§ Collected data:

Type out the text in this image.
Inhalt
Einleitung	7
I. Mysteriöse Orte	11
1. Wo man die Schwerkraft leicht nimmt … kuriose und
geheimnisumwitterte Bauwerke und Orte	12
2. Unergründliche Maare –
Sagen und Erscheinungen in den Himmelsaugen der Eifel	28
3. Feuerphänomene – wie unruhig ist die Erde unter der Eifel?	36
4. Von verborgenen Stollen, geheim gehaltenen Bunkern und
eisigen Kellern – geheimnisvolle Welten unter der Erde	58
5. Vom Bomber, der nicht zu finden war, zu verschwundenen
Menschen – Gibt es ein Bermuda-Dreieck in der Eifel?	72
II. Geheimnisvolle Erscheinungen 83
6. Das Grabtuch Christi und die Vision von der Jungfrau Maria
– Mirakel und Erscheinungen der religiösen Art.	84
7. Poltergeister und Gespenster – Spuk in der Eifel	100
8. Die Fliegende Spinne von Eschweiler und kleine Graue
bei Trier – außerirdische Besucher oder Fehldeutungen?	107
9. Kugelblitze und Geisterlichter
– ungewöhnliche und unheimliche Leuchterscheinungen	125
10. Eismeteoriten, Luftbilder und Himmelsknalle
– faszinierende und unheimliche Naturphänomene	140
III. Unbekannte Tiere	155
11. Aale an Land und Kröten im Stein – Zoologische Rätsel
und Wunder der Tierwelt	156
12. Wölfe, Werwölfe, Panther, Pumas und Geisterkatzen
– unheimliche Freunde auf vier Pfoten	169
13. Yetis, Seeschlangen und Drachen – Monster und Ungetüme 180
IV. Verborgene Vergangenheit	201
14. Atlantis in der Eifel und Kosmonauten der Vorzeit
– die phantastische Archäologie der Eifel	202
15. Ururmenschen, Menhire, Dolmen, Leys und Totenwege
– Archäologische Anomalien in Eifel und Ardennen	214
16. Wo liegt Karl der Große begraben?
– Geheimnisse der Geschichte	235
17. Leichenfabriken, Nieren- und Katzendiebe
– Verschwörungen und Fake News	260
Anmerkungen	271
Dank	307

§ Problem:
Repeat the data in its entirety, character for character.

§ Response to this task:
Type out the text in this image.
Inhalt
Einleitung	7
I. Mysteriöse Orte	11
1. Wo man die Schwerkraft leicht nimmt … kuriose und
geheimnisumwitterte Bauwerke und Orte	12
2. Unergründliche Maare –
Sagen und Erscheinungen in den Himmelsaugen der Eifel	28
3. Feuerphänomene – wie unruhig ist die Erde unter der Eifel?	36
4. Von verborgenen Stollen, geheim gehaltenen Bunkern und
eisigen Kellern – geheimnisvolle Welten unter der Erde	58
5. Vom Bomber, der nicht zu finden war, zu verschwundenen
Menschen – Gibt es ein Bermuda-Dreieck in der Eifel?	72
II. Geheimnisvolle Erscheinungen 83
6. Das Grabtuch Christi und die Vision von der Jungfrau Maria
– Mirakel und Erscheinungen der religiösen Art.	84
7. Poltergeister und Gespenster – Spuk in der Eifel	100
8. Die Fliegende Spinne von Eschweiler und kleine Graue
bei Trier – außerirdische Besucher oder Fehldeutungen?	107
9. Kugelblitze und Geisterlichter
– ungewöhnliche und unheimliche Leuchterscheinungen	125
10. Eismeteoriten, Luftbilder und Himmelsknalle
– faszinierende und unheimliche Naturphänomene	140
III. Unbekannte Tiere	155
11. Aale an Land und Kröten im Stein – Zoologische Rätsel
und Wunder der Tierwelt	156
12. Wölfe, Werwölfe, Panther, Pumas und Geisterkatzen
– unheimliche Freunde auf vier Pfoten	169
13. Yetis, Seeschlangen und Drachen – Monster und Ungetüme 180
IV. Verborgene Vergangenheit	201
14. Atlantis in der Eifel und Kosmonauten der Vorzeit
– die phantastische Archäologie der Eifel	202
15. Ururmenschen, Menhire, Dolmen, Leys und Totenwege
– Archäologische Anomalien in Eifel und Ardennen	214
16. Wo liegt Karl der Große begraben?
– Geheimnisse der Geschichte	235
17. Leichenfabriken, Nieren- und Katzendiebe
– Verschwörungen und Fake News	260
Anmerkungen	271
Dank	307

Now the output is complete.